◆ AIM OF THE TASK
Work out the number of lines containing "Kanallari". Answer with nothing but that number.

◆ DATA SHOWN
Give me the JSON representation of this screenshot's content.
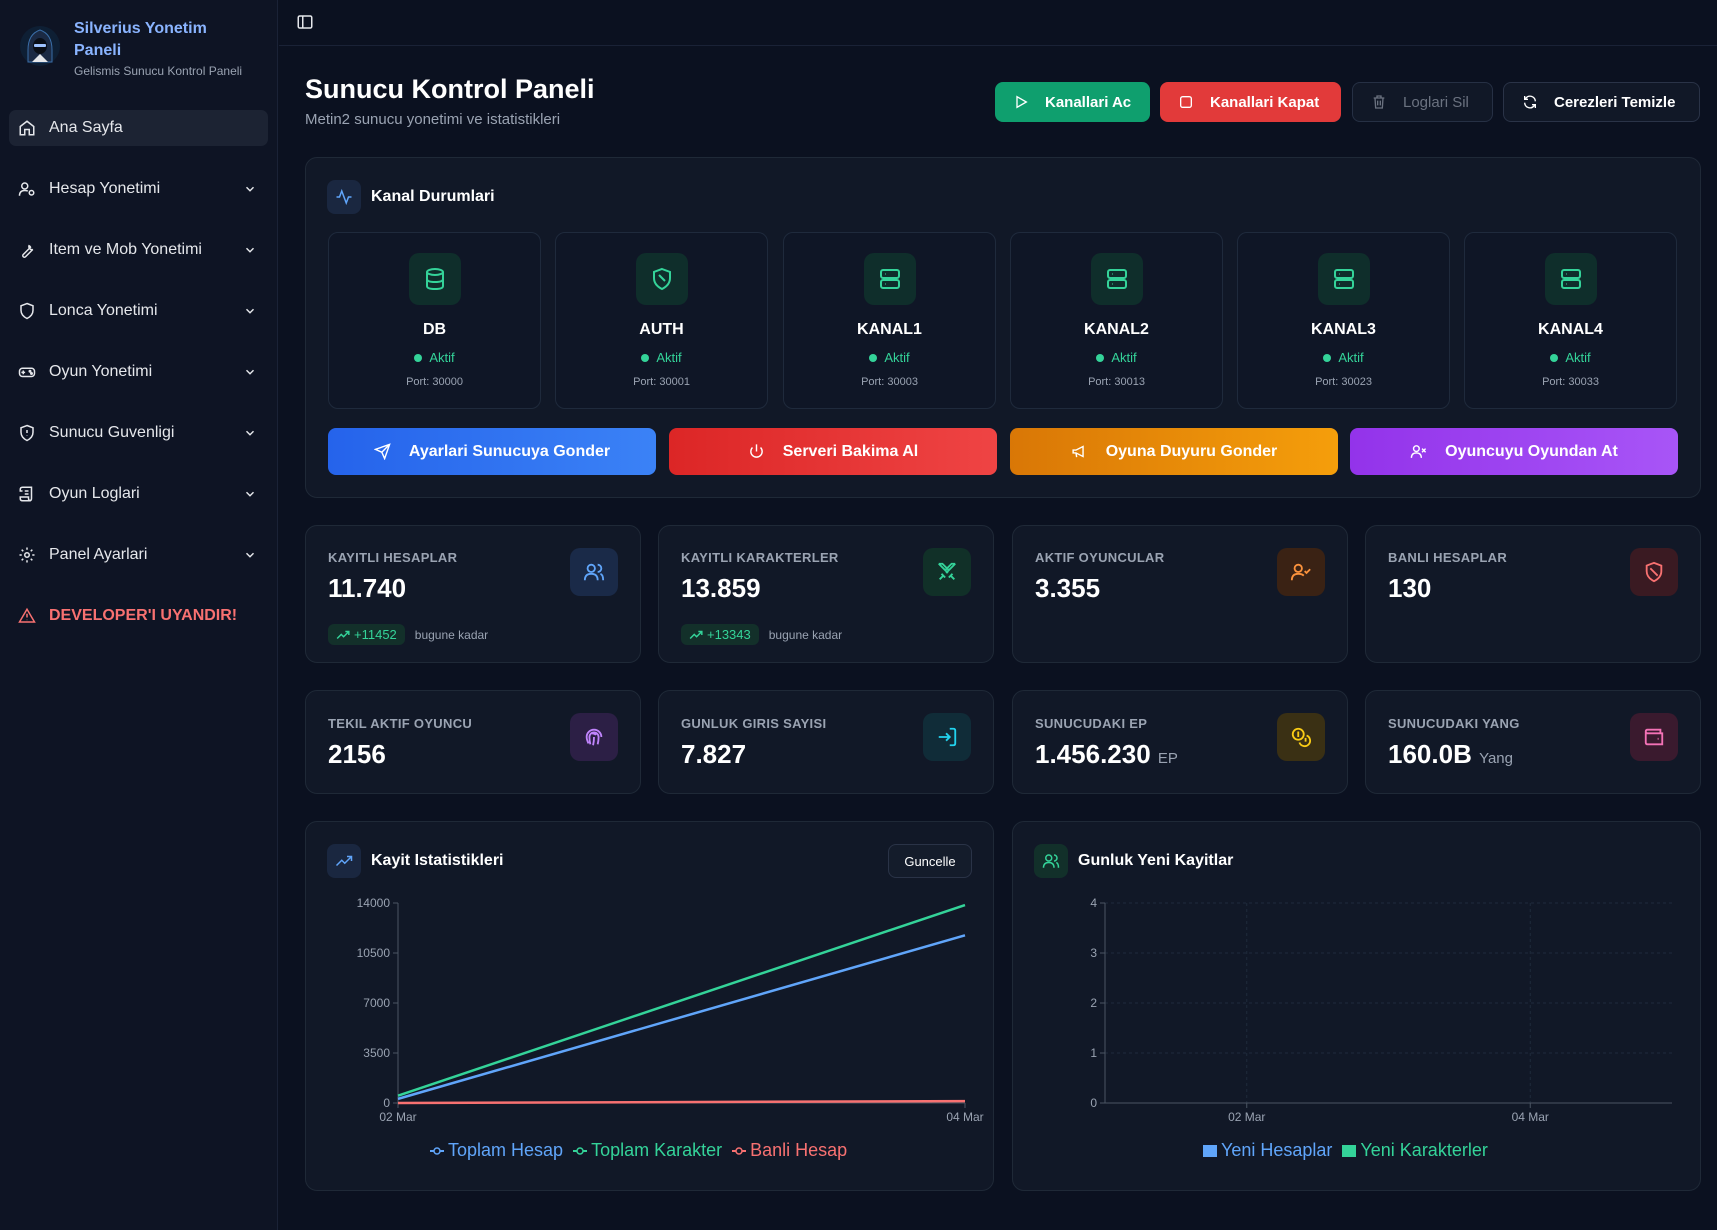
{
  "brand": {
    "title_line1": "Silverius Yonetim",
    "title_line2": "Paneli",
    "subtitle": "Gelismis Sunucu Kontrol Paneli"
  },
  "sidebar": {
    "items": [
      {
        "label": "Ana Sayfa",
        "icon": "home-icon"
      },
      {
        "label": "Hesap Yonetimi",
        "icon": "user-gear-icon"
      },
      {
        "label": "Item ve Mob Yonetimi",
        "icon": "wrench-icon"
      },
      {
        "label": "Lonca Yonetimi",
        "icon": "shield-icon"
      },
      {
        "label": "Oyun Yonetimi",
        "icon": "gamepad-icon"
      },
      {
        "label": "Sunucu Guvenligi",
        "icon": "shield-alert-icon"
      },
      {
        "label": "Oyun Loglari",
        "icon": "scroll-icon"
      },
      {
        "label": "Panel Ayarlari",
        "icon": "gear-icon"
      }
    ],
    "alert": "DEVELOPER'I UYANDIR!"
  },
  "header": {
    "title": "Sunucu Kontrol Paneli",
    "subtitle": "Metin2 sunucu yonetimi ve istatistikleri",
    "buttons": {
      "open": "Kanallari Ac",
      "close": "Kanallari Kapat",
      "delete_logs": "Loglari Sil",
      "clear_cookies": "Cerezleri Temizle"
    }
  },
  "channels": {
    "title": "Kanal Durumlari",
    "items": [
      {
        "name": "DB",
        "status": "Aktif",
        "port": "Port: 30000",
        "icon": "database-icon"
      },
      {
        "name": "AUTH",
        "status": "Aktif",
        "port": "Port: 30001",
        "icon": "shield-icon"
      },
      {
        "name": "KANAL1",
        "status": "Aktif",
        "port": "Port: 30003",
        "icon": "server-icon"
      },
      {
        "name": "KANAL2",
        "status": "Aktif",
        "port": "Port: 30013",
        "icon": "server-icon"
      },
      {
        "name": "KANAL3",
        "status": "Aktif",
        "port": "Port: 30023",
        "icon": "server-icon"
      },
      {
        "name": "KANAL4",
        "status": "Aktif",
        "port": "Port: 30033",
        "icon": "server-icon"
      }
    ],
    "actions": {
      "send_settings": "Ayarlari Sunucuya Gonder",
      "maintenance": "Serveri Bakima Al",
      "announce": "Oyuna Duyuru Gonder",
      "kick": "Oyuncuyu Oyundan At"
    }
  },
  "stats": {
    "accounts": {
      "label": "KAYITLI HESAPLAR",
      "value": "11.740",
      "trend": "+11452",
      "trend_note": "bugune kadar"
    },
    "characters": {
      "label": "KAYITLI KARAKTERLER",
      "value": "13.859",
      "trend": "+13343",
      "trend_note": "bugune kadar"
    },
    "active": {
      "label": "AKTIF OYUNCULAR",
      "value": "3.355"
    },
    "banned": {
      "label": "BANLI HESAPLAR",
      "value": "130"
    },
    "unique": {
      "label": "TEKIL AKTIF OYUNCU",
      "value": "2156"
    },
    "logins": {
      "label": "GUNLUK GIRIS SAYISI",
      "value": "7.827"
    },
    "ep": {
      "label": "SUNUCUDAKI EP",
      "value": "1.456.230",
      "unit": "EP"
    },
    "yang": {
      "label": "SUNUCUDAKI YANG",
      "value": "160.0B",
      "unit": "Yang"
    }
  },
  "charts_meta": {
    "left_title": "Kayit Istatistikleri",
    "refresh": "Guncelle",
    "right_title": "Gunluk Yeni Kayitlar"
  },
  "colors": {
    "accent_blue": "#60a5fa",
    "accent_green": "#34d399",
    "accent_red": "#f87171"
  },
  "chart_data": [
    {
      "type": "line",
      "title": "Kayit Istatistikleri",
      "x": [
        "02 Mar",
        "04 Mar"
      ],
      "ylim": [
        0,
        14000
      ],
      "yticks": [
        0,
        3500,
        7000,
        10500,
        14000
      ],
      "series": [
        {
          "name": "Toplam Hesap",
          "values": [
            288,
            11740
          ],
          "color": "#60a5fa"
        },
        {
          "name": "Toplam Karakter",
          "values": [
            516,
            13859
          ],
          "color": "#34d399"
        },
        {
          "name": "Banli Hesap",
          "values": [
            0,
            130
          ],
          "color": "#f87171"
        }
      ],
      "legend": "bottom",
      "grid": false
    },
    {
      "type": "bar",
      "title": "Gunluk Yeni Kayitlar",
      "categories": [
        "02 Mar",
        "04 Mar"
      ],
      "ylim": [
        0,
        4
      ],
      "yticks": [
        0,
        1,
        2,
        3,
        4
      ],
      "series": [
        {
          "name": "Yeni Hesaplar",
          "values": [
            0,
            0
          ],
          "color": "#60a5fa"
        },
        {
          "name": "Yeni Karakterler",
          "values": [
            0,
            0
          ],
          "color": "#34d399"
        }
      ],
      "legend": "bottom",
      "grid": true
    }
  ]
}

◆ EXPECTED OUTPUT
2